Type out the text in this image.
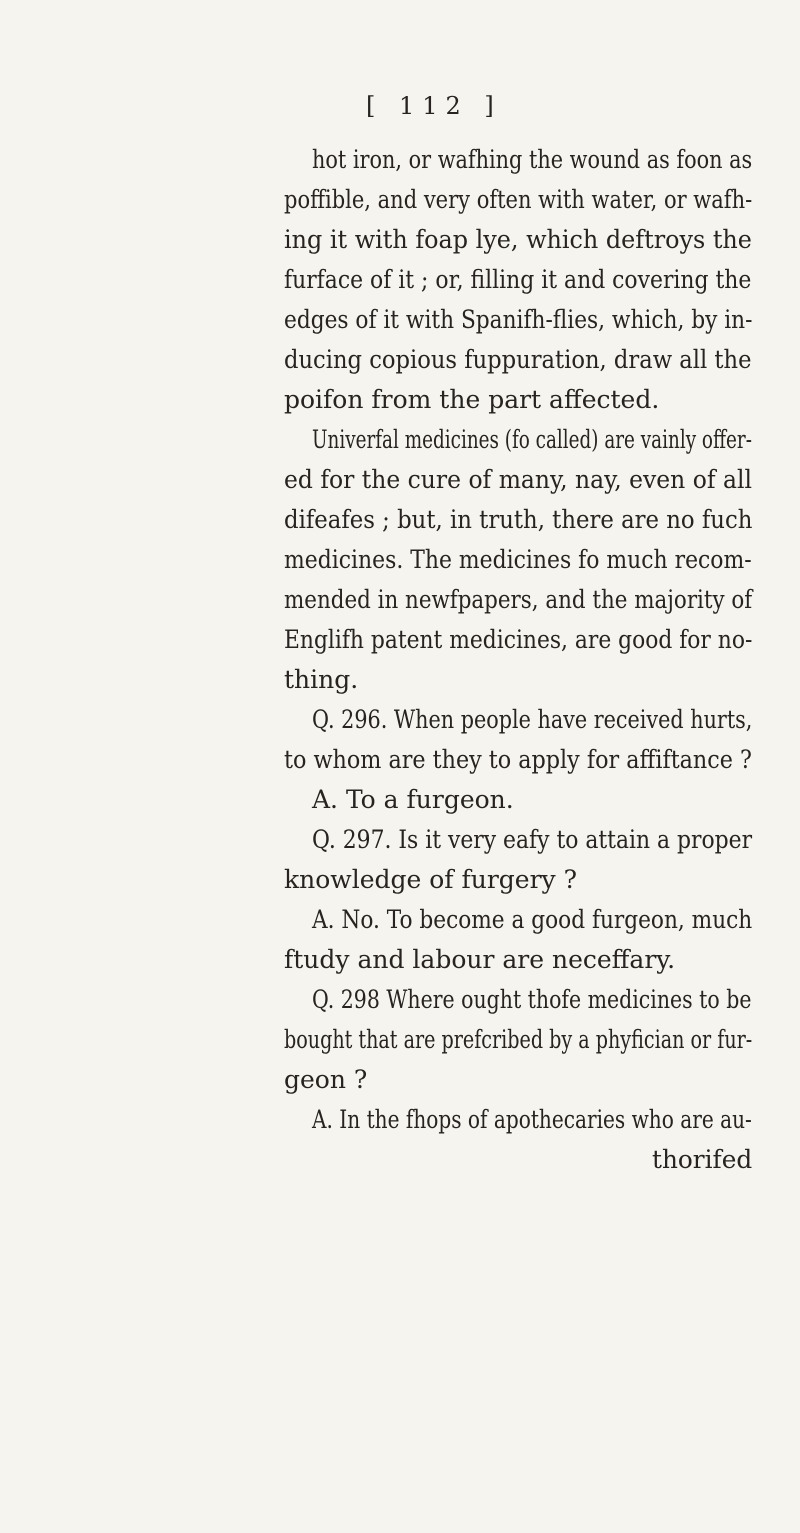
[ 112 ]
hot iron, or wafhing the wound as foon as
poffible, and very often with water, or wafh-
ing it with foap lye, which deftroys the
furface of it ; or, filling it and covering the
edges of it with Spanifh-flies, which, by in-
ducing copious fuppuration, draw all the
poifon from the part affected.
Univerfal medicines (fo called) are vainly offer-
ed for the cure of many, nay, even of all
difeafes ; but, in truth, there are no fuch
medicines. The medicines fo much recom-
mended in newfpapers, and the majority of
Englifh patent medicines, are good for no-
thing.
Q. 296. When people have received hurts,
to whom are they to apply for affiftance ?
A. To a furgeon.
Q. 297. Is it very eafy to attain a proper
knowledge of furgery ?
A. No. To become a good furgeon, much
ftudy and labour are neceffary.
Q. 298 Where ought thofe medicines to be
bought that are prefcribed by a phyfician or fur-
geon ?
A. In the fhops of apothecaries who are au-
thorifed
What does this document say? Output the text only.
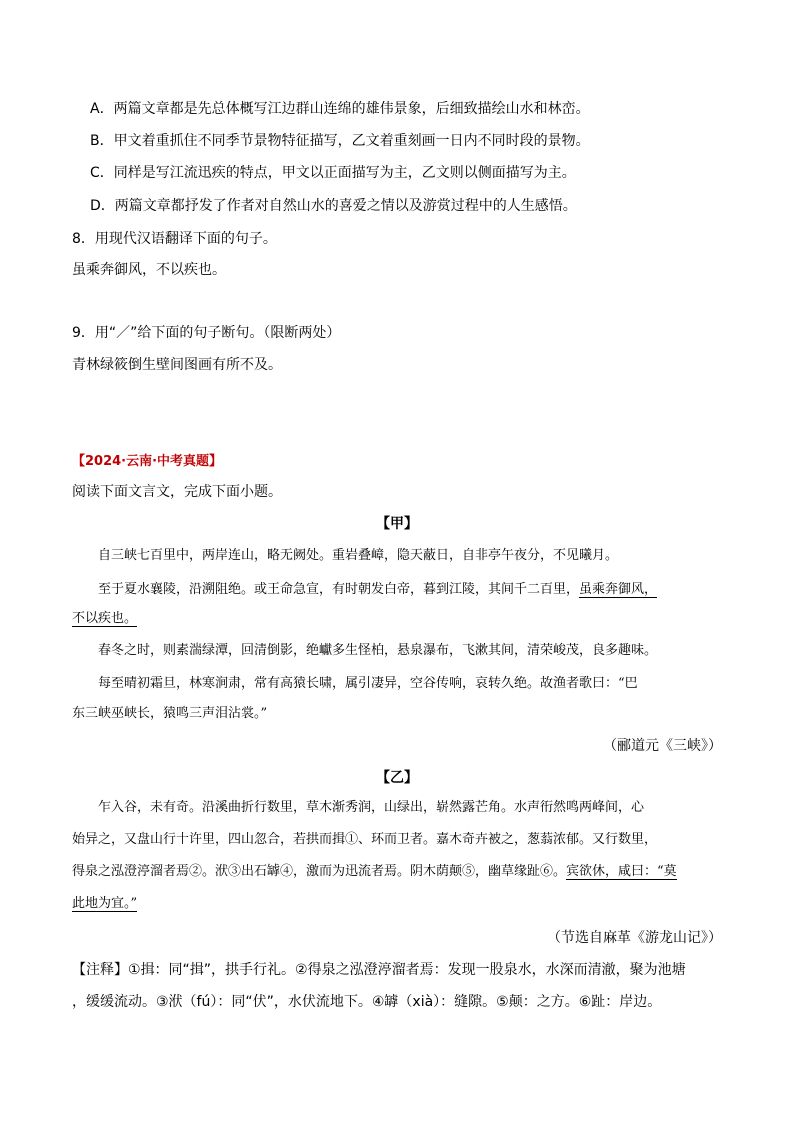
A．两篇文章都是先总体概写江边群山连绵的雄伟景象，后细致描绘山水和林峦。
B．甲文着重抓住不同季节景物特征描写，乙文着重刻画一日内不同时段的景物。
C．同样是写江流迅疾的特点，甲文以正面描写为主，乙文则以侧面描写为主。
D．两篇文章都抒发了作者对自然山水的喜爱之情以及游赏过程中的人生感悟。
8．用现代汉语翻译下面的句子。
虽乘奔御风，不以疾也。
9．用“／”给下面的句子断句。（限断两处）
青林绿筱倒生壁间图画有所不及。
【2024·云南·中考真题】
阅读下面文言文，完成下面小题。
【甲】
自三峡七百里中，两岸连山，略无阙处。重岩叠嶂，隐天蔽日，自非亭午夜分，不见曦月。
至于夏水襄陵，沿溯阻绝。或王命急宣，有时朝发白帝，暮到江陵，其间千二百里，虽乘奔御风，
不以疾也。
春冬之时，则素湍绿潭，回清倒影，绝巘多生怪柏，悬泉瀑布，飞漱其间，清荣峻茂，良多趣味。
每至晴初霜旦，林寒涧肃，常有高猿长啸，属引凄异，空谷传响，哀转久绝。故渔者歌曰：“巴
东三峡巫峡长，猿鸣三声泪沾裳。”
（郦道元《三峡》）
【乙】
乍入谷，未有奇。沿溪曲折行数里，草木渐秀润，山绿出，崭然露芒角。水声衎然鸣两峰间，心
始异之，又盘山行十许里，四山忽合，若拱而揖①、环而卫者。嘉木奇卉被之，葱蓊浓郁。又行数里，
得泉之泓澄渟溜者焉②。洑③出石罅④，激而为迅流者焉。阴木荫颠⑤，幽草缘趾⑥。宾欲休，咸曰：“莫
此地为宜。”
（节选自麻革《游龙山记》）
【注释】①揖：同“揖”，拱手行礼。②得泉之泓澄渟溜者焉：发现一股泉水，水深而清澈，聚为池塘
，缓缓流动。③洑（fú）：同“伏”，水伏流地下。④罅（xià）：缝隙。⑤颠：之方。⑥趾：岸边。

What the task asks — Every line of the records that includes the word "with" should be gathered.

Solved exercise —
poffible, and very often with water, or wafh-
ing it with foap lye, which deftroys the
edges of it with Spanifh-flies, which, by in-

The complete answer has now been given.